Stimmen in der Nacht
Gaslicht Band 362
von A. F. Morland
64 Seiten/1,45 €
Kelter-Verlag
In einer stürmischen Nacht kommt es zum Streit zwischen George und Anne Bartlett, die gemeinsam ein einsames Strandhotel besitzen. George verlässt nach dem Streit das Hotel – und stürzt bei einem Handgemenge in die Klippen. Annes Gewissen lässt ihr keine Ruhe mehr, sodass sie sich schließlich von den Klippen stürzt; ihre Tochter Betty kann dies leider nicht verhindern, kann sogar nur knapp dem Tod entrinnen. Bettys Tante Joy zieht zu ihr, um ihr bei der Führung des Strandhotels unter die Arme zu greifen. Betty hat von dem Zeitpunkt, an dem sie ihre Mutter die Klippen hinterstürzen hat sehen, schlimme Visionen, in denen sie u. a. den Tod ihres Arztes voraussieht – und, dass sie keines natürlichen Todes sterben wird. Sie beginnt, die Stimmen ihrer Eltern zu hören – und kommt schließlich dahinter, wer ihr einen unnatürlichen Tod bescheren will…
Dieser Gaslicht-Roman bietet mal wieder einen Nachdruck von A. F. Morland. Besonders gefreut hat mich an der Story, dass sie diesmal nicht dem typischen Muster folgt, dass im Vordergrund mehr die Liebesgeschichte steht, und im Hintergrund die mysteriösen/unheimlichen Vorfälle stattfinden. Zwar gab es in sofern wieder die typische Liebesgeschichte, an deren Ende der Held todesmutig für das Leben der weiblichen Hauptperson kämpft, allerdings wurden hierfür weniger Zeilen als sonst verbraucht und im Vordergrund steht diesmal mehr der Krimi.

#### DIE DATEN:
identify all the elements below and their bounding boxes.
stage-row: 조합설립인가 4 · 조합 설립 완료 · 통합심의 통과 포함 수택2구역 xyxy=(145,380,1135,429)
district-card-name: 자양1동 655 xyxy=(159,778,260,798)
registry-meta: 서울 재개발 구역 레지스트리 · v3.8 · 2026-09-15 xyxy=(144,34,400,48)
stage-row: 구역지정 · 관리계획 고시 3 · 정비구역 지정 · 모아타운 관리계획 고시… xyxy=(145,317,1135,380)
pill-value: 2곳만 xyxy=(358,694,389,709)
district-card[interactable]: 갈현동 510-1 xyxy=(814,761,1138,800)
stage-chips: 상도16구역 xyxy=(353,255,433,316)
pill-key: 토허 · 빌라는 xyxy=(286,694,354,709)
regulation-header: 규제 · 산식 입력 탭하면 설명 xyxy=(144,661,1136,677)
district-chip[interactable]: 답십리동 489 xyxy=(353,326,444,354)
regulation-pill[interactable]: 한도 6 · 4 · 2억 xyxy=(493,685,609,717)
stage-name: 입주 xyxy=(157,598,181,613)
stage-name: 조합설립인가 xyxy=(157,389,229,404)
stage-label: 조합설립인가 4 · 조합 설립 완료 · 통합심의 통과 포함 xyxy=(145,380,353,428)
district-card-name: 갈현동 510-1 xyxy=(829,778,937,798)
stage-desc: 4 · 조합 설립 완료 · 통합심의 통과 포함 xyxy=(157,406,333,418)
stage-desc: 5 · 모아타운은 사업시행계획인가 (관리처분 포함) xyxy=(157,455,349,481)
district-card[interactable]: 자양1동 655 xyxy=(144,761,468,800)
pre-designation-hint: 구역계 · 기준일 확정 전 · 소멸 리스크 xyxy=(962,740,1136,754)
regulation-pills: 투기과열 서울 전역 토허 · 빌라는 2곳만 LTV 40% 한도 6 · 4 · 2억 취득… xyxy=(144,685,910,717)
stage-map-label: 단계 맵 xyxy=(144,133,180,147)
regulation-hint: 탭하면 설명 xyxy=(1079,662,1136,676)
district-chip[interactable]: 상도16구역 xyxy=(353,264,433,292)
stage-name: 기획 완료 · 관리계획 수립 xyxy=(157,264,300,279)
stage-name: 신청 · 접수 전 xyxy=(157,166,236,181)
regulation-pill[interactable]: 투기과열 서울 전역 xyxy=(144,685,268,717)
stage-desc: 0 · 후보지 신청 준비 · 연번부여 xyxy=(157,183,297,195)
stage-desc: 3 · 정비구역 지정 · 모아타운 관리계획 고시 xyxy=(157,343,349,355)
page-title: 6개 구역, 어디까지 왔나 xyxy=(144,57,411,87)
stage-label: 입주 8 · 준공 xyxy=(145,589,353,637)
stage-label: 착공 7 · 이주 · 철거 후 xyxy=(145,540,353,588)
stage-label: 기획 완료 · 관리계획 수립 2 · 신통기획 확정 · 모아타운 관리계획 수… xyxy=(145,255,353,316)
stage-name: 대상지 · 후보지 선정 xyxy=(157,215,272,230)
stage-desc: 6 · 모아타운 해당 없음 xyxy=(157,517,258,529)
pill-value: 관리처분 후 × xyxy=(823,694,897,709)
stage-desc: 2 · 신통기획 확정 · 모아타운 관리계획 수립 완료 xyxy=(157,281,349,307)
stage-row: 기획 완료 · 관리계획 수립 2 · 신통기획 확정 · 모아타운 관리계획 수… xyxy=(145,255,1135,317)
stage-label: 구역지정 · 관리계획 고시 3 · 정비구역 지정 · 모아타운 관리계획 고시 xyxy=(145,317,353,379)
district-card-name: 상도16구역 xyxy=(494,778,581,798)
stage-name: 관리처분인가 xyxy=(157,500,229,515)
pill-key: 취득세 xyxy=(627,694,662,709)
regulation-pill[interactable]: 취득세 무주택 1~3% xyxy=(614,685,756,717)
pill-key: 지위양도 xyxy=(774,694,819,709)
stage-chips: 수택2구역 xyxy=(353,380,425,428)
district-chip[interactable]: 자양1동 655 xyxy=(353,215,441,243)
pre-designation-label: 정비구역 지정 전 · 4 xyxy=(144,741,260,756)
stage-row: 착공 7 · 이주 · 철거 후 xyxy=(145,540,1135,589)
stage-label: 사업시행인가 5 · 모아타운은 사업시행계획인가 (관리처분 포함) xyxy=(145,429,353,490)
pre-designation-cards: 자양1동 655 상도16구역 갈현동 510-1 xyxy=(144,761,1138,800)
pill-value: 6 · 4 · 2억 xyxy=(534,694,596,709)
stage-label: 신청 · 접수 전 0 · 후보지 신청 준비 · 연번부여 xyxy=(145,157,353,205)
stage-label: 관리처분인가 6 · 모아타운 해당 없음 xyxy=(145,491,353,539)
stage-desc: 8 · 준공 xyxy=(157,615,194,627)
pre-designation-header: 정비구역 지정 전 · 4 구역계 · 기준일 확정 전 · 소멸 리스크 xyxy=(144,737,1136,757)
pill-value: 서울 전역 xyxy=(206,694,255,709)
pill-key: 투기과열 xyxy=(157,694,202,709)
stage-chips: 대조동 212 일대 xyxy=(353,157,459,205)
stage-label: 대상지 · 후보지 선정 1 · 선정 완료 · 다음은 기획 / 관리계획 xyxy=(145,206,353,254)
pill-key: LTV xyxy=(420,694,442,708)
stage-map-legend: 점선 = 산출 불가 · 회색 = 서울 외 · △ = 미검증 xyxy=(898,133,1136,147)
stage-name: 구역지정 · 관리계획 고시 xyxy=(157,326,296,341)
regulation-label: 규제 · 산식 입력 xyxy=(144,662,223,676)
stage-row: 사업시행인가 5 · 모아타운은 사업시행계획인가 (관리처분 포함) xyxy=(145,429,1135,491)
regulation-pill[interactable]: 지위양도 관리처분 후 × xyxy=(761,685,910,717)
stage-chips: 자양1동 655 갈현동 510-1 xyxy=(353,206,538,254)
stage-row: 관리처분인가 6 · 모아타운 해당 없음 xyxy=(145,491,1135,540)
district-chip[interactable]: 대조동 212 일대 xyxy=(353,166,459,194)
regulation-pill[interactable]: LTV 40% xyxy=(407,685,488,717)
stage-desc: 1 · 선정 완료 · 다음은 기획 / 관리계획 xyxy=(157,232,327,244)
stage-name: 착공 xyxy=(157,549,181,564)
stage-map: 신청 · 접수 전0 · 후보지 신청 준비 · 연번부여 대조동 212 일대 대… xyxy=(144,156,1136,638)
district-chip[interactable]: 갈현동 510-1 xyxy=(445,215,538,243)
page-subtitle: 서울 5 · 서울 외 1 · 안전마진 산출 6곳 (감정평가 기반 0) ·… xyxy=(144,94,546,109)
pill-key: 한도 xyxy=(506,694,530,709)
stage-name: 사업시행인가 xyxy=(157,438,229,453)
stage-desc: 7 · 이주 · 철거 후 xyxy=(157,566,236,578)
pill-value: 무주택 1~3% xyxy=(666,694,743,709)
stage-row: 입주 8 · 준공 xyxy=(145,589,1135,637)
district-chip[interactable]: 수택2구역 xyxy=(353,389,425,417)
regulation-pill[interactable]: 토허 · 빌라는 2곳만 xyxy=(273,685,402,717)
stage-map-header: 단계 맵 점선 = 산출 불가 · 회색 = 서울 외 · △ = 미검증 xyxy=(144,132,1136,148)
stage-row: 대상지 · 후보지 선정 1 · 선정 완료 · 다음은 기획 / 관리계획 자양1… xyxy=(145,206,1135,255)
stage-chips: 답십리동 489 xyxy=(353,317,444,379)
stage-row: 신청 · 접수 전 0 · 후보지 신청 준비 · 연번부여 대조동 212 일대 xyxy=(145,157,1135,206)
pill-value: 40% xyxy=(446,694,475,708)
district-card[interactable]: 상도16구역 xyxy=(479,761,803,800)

#### AUFGABE:
Gib die Buchbesprechung zu „Stimmen in der Nacht“ vollständig und Wort für Wort wieder. Das Material stammt aus einer anderen Quelle.

#### DEINE LÖSUNG:
Stimmen in der Nacht
Gaslicht Band 362
von A. F. Morland
64 Seiten/1,45 €
Kelter-Verlag
In einer stürmischen Nacht kommt es zum Streit zwischen George und Anne Bartlett, die gemeinsam ein einsames Strandhotel besitzen. George verlässt nach dem Streit das Hotel – und stürzt bei einem Handgemenge in die Klippen. Annes Gewissen lässt ihr keine Ruhe mehr, sodass sie sich schließlich von den Klippen stürzt; ihre Tochter Betty kann dies leider nicht verhindern, kann sogar nur knapp dem Tod entrinnen. Bettys Tante Joy zieht zu ihr, um ihr bei der Führung des Strandhotels unter die Arme zu greifen. Betty hat von dem Zeitpunkt, an dem sie ihre Mutter die Klippen hinterstürzen hat sehen, schlimme Visionen, in denen sie u. a. den Tod ihres Arztes voraussieht – und, dass sie keines natürlichen Todes sterben wird. Sie beginnt, die Stimmen ihrer Eltern zu hören – und kommt schließlich dahinter, wer ihr einen unnatürlichen Tod bescheren will…
Dieser Gaslicht-Roman bietet mal wieder einen Nachdruck von A. F. Morland. Besonders gefreut hat mich an der Story, dass sie diesmal nicht dem typischen Muster folgt, dass im Vordergrund mehr die Liebesgeschichte steht, und im Hintergrund die mysteriösen/unheimlichen Vorfälle stattfinden. Zwar gab es in sofern wieder die typische Liebesgeschichte, an deren Ende der Held todesmutig für das Leben der weiblichen Hauptperson kämpft, allerdings wurden hierfür weniger Zeilen als sonst verbraucht und im Vordergrund steht diesmal mehr der Krimi.